**PROBLEM STATEMENT**
Pick out every line of the entries below where "this" occurs, and copy those lines.

**RAW DATA**
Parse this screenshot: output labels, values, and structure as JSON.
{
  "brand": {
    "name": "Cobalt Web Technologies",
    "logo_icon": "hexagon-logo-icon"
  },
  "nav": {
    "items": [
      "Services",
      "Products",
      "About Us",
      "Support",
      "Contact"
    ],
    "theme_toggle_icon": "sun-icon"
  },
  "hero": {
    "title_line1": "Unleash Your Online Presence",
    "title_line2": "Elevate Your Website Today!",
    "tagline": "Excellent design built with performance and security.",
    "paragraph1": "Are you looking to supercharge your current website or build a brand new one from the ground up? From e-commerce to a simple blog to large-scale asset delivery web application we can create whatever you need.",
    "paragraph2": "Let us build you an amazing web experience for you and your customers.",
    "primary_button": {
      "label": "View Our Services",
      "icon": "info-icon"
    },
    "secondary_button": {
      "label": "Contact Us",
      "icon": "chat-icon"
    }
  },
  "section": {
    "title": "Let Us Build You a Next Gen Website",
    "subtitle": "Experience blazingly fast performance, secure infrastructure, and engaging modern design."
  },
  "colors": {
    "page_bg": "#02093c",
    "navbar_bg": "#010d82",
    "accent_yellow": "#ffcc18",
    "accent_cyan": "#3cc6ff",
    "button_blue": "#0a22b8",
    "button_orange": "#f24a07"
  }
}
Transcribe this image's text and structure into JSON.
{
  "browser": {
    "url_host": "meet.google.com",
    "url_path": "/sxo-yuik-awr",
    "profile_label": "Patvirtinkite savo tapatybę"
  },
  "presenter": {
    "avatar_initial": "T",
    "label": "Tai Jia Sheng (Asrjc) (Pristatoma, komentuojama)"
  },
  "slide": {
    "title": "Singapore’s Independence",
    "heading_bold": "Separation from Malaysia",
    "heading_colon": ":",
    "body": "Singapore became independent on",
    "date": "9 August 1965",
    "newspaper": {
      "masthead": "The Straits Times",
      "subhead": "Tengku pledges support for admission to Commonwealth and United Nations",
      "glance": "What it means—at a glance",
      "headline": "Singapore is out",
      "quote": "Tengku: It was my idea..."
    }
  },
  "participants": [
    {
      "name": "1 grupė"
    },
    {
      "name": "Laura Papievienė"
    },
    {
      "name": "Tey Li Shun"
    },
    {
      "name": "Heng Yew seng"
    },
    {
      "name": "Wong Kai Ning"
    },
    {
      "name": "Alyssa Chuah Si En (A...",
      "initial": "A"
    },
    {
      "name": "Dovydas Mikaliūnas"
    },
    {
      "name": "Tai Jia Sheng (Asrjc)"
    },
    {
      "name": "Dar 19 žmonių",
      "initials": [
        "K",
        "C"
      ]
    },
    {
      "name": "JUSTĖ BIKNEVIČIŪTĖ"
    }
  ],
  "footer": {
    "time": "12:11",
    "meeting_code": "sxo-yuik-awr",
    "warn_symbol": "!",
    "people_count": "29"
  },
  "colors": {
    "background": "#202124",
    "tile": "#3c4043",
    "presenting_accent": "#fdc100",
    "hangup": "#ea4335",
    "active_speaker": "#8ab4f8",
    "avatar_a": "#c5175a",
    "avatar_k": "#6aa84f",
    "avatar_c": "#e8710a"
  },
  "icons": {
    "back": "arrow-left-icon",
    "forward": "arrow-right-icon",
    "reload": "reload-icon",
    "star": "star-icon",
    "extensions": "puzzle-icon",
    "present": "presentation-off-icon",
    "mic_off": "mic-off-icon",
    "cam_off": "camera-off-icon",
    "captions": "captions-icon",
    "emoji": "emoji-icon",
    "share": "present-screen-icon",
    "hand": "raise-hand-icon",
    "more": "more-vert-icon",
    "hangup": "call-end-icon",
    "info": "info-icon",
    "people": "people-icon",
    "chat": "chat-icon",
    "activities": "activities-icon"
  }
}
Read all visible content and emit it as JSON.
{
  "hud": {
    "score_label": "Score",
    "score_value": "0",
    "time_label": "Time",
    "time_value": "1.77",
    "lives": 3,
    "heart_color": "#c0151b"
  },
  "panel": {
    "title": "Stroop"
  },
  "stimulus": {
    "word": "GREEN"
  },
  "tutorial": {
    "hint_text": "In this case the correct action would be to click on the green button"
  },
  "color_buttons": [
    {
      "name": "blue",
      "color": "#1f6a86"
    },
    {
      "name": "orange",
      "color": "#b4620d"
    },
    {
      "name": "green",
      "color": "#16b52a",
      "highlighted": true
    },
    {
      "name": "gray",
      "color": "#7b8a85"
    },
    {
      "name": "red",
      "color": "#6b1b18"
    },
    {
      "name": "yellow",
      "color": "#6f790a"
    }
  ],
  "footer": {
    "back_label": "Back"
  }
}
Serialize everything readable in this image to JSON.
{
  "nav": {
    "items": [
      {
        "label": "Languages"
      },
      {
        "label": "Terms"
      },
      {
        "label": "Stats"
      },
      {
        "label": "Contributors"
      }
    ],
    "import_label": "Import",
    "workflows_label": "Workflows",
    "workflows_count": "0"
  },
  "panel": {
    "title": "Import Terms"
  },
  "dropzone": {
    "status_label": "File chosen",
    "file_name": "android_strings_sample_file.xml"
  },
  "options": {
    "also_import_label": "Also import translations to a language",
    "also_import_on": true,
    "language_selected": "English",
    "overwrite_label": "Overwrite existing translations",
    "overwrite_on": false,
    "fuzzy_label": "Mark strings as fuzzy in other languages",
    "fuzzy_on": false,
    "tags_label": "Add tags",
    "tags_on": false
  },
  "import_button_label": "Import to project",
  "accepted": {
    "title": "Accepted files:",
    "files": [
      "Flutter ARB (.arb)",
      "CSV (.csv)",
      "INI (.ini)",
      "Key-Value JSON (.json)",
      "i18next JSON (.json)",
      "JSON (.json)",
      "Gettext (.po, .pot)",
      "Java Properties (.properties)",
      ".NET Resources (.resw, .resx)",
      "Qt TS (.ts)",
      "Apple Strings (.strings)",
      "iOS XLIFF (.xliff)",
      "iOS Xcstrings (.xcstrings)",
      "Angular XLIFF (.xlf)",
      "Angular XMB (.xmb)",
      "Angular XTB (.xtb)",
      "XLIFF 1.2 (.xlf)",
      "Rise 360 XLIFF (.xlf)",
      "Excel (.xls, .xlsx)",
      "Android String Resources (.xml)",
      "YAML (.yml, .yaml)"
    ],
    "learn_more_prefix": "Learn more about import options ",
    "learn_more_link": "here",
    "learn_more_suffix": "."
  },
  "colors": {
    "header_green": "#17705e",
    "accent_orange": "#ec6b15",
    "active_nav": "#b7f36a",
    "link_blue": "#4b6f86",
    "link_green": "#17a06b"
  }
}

**TASK RESULT**
Parse this screenshot: output labels, values, and structure as JSON.
Transcribe this image's text and structure into JSON.
    "hint_text": "In this case the correct action would be to click on the green button"
Serialize everything readable in this image to JSON.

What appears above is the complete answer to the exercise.